__Task data__:
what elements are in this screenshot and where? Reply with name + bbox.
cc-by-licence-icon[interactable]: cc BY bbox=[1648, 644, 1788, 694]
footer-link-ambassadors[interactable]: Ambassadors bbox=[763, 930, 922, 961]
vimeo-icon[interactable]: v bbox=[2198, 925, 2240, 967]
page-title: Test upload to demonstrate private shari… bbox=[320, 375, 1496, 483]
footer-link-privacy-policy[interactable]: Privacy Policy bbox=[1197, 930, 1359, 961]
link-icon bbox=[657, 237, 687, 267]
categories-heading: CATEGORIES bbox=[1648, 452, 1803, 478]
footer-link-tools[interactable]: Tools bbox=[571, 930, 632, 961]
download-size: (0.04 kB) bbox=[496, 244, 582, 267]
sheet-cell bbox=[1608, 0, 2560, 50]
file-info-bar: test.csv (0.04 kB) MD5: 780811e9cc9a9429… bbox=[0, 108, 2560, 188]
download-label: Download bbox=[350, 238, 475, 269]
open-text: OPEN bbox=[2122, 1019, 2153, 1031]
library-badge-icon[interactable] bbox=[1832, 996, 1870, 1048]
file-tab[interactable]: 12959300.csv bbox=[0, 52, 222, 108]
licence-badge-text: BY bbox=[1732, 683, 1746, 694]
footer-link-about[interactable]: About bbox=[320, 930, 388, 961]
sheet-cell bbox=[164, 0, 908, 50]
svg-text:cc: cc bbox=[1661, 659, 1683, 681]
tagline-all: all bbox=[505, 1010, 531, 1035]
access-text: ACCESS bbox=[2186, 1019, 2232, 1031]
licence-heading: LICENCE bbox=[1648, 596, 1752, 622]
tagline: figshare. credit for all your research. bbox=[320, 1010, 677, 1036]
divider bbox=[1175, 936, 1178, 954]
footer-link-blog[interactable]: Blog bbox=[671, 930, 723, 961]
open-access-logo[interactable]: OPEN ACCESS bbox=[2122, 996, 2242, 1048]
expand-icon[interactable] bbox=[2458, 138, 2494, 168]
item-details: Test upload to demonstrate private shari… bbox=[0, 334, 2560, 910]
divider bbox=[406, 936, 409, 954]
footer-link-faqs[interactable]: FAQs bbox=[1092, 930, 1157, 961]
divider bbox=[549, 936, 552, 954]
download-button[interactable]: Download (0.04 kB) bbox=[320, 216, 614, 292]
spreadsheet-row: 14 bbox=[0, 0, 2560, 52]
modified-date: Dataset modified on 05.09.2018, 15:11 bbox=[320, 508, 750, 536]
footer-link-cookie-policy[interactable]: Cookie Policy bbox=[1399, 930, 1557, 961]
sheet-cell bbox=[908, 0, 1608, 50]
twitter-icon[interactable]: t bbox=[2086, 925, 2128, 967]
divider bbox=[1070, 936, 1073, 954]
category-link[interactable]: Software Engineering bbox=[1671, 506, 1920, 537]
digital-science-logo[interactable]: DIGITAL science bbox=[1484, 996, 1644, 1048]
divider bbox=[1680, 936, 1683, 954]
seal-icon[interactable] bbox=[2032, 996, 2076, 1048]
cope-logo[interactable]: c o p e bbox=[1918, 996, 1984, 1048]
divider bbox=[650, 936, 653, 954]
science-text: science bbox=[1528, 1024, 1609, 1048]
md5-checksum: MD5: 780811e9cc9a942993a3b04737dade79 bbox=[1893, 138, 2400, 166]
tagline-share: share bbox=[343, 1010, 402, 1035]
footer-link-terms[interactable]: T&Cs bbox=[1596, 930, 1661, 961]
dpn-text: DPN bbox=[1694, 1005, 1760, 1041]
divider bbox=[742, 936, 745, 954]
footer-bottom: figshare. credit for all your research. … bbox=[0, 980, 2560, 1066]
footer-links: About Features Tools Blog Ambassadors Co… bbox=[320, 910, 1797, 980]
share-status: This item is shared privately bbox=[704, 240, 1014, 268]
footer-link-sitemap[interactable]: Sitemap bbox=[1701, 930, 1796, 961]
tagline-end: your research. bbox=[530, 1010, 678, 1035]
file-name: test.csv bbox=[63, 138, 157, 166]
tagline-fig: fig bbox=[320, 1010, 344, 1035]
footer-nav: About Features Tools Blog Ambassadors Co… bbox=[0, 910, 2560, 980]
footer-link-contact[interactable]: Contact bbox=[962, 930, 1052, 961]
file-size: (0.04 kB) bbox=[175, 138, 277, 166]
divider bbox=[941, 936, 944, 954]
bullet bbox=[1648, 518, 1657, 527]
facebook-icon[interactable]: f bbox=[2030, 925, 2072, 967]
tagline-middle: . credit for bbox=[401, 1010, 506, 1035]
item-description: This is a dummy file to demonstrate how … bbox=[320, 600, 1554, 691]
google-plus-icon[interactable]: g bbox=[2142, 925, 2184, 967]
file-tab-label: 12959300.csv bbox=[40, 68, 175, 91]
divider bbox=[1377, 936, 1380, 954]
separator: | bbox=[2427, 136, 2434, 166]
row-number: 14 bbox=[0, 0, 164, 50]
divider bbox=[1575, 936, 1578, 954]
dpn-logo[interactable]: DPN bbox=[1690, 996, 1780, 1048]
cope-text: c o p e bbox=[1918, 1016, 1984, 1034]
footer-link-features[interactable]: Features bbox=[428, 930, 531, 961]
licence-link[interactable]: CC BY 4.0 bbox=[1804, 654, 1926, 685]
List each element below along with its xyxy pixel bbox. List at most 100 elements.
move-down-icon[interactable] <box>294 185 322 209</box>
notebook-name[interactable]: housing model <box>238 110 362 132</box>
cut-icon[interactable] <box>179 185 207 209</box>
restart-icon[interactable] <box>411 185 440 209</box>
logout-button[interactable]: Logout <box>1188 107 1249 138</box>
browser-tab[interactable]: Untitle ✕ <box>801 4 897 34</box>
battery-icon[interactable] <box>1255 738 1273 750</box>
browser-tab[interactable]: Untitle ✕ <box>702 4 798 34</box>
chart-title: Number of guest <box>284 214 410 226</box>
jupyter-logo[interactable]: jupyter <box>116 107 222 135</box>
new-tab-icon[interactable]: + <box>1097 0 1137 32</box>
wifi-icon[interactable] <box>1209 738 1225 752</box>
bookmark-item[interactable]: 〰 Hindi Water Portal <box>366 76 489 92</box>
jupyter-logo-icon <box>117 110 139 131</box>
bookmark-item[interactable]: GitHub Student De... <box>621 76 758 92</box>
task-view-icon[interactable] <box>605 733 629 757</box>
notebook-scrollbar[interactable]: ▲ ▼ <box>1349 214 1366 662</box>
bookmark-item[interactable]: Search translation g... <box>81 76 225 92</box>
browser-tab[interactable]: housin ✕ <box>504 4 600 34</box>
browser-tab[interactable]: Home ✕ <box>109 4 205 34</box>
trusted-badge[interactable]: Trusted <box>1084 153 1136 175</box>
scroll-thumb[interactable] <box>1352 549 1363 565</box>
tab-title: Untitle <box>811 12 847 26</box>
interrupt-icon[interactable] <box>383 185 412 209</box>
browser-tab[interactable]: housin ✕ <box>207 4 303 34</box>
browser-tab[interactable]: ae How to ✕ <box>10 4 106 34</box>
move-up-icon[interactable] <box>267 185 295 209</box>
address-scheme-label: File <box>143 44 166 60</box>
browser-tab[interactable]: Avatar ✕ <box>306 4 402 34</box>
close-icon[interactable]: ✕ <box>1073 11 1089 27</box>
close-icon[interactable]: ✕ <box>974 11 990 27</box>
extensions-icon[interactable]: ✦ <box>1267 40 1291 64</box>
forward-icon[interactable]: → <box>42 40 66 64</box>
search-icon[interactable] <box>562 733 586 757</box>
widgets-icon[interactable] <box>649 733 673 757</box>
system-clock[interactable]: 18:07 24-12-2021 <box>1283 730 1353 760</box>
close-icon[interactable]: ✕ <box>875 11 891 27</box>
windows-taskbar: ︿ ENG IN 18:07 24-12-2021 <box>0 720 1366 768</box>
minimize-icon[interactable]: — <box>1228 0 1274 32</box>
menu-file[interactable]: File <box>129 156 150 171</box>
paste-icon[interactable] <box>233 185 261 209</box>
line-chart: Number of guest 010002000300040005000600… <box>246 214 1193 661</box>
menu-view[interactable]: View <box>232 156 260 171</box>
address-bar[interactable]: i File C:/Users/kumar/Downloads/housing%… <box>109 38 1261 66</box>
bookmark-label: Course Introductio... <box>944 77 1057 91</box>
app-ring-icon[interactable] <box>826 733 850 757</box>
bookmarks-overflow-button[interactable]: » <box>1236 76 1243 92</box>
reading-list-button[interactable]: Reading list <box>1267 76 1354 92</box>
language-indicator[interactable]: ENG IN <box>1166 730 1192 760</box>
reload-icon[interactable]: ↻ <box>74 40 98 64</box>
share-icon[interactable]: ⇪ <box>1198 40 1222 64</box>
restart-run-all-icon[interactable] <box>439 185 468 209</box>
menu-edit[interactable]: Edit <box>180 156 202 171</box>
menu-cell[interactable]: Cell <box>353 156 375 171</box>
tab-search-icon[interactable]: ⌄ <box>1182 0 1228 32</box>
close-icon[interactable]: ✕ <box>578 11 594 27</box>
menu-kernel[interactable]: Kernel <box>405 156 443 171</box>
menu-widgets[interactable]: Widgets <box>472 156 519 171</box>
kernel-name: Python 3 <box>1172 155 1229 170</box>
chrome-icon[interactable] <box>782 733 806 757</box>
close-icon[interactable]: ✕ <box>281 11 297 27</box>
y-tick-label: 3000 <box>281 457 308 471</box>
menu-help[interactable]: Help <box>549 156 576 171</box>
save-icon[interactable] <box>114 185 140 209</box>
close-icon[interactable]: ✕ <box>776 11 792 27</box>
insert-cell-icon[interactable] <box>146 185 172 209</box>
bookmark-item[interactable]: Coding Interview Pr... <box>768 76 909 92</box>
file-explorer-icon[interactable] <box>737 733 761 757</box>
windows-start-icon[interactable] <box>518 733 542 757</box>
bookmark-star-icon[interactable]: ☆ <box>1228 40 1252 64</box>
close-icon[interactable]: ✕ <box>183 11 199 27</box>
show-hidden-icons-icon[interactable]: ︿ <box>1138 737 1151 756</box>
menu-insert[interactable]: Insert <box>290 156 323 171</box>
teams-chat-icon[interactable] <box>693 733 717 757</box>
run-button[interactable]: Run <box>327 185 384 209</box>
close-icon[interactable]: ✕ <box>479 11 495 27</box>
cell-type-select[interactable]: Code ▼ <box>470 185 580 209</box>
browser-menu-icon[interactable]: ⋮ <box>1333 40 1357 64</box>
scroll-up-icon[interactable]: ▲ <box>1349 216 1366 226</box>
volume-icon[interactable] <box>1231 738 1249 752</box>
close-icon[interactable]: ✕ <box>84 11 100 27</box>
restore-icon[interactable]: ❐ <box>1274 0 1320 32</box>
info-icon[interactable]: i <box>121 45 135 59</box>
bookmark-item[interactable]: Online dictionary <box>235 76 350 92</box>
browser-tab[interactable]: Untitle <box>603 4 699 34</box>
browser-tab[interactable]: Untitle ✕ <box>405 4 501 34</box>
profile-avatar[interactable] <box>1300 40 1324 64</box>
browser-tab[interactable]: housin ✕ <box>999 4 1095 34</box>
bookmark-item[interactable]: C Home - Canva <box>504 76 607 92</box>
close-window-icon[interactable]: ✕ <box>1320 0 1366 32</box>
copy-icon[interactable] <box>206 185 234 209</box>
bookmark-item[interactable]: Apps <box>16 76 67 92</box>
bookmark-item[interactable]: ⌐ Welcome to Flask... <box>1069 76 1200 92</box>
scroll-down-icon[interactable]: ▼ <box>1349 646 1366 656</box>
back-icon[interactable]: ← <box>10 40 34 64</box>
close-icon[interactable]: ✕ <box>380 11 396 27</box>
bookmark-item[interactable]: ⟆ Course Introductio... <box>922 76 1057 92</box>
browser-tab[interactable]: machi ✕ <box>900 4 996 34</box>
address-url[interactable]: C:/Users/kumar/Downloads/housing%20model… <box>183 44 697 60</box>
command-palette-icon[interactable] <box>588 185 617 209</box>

__Stated task__: In the listing, from the first line through the line with "page-title: Test upload", swap "bbox" for "box" and leave everything else unchanged.

__Task solution__:
what elements are in this screenshot and where? Reply with name + box.
cc-by-licence-icon[interactable]: cc BY box=[1648, 644, 1788, 694]
footer-link-ambassadors[interactable]: Ambassadors box=[763, 930, 922, 961]
vimeo-icon[interactable]: v box=[2198, 925, 2240, 967]
page-title: Test upload to demonstrate private shari… box=[320, 375, 1496, 483]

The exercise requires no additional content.